======== Records for this task

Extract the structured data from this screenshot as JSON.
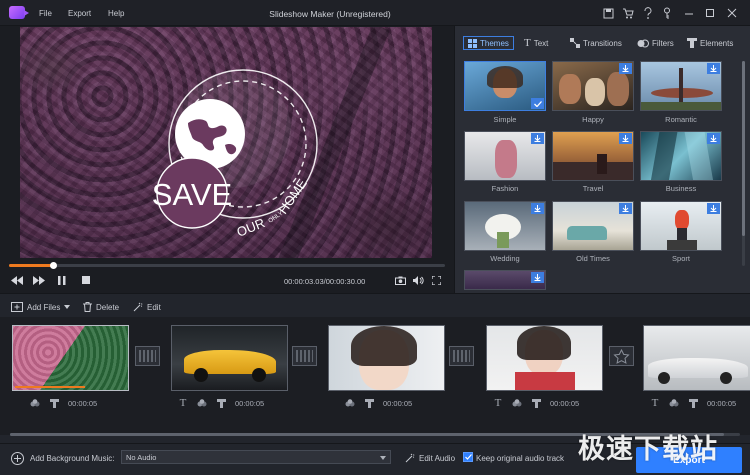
{
  "app": {
    "title": "Slideshow Maker (Unregistered)",
    "menu": [
      "File",
      "Export",
      "Help"
    ]
  },
  "colors": {
    "accent": "#2f80ff",
    "progress": "#ee7a1f",
    "tab_active": "#3d7ee0"
  },
  "preview": {
    "overlay_text": {
      "save": "SAVE",
      "our": "OUR",
      "only": "ONLY",
      "home": "HOME"
    },
    "timecode": "00:00:03.03/00:00:30.00",
    "progress_fraction": 0.1
  },
  "tabs": [
    "Themes",
    "Text",
    "Transitions",
    "Filters",
    "Elements"
  ],
  "themes": [
    "Simple",
    "Happy",
    "Romantic",
    "Fashion",
    "Travel",
    "Business",
    "Wedding",
    "Old Times",
    "Sport"
  ],
  "edit_toolbar": {
    "add_files": "Add Files",
    "delete": "Delete",
    "edit": "Edit"
  },
  "clips": [
    "00:00:05",
    "00:00:05",
    "00:00:05",
    "00:00:05",
    "00:00:05"
  ],
  "bottom": {
    "add_music": "Add Background Music:",
    "audio_value": "No Audio",
    "edit_audio": "Edit Audio",
    "keep_audio": "Keep original audio track",
    "keep_audio_checked": true,
    "export": "Export"
  },
  "watermark": "极速下载站"
}
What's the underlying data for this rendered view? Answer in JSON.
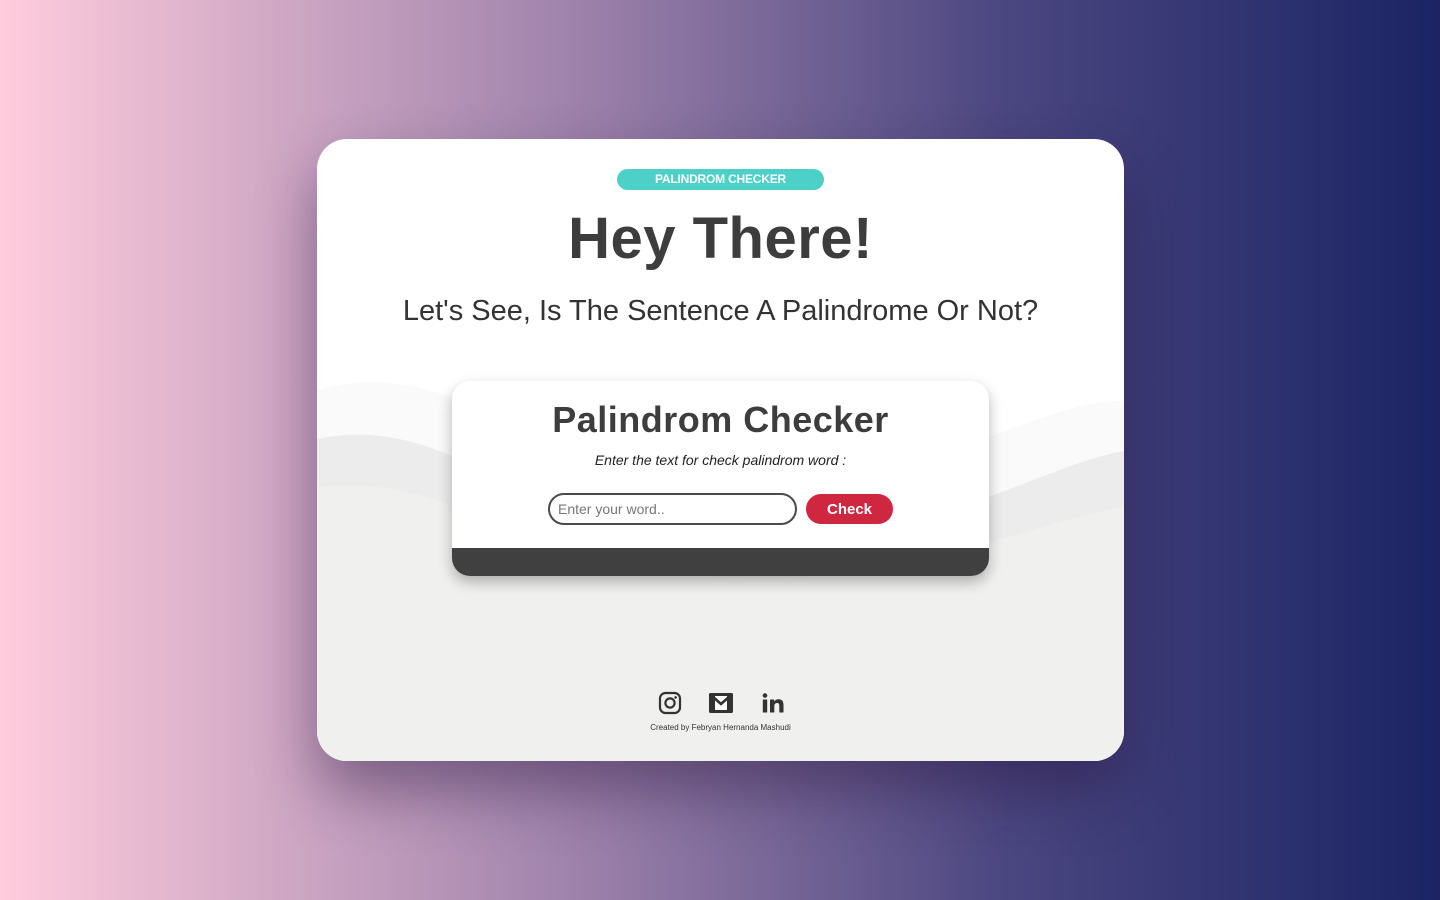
{
  "badge": {
    "label": "PALINDROM CHECKER"
  },
  "hero": {
    "title": "Hey There!",
    "subtitle": "Let's See, Is The Sentence A Palindrome Or Not?"
  },
  "checker": {
    "title": "Palindrom Checker",
    "instruction": "Enter the text for check palindrom word :",
    "input_value": "",
    "input_placeholder": "Enter your word..",
    "button_label": "Check",
    "result": ""
  },
  "socials": [
    {
      "icon": "instagram-icon"
    },
    {
      "icon": "mail-icon"
    },
    {
      "icon": "linkedin-icon"
    }
  ],
  "footer": {
    "credit": "Created by Febryan Hernanda Mashudi"
  },
  "colors": {
    "badge": "#4cd0c8",
    "button": "#d02740",
    "text_dark": "#3d3d3d",
    "result_bar": "#404040"
  }
}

================

Goal of the exercise: Of the lines in the material, how many include "icon"? Respond with the number alone.

Answer to the exercise: 3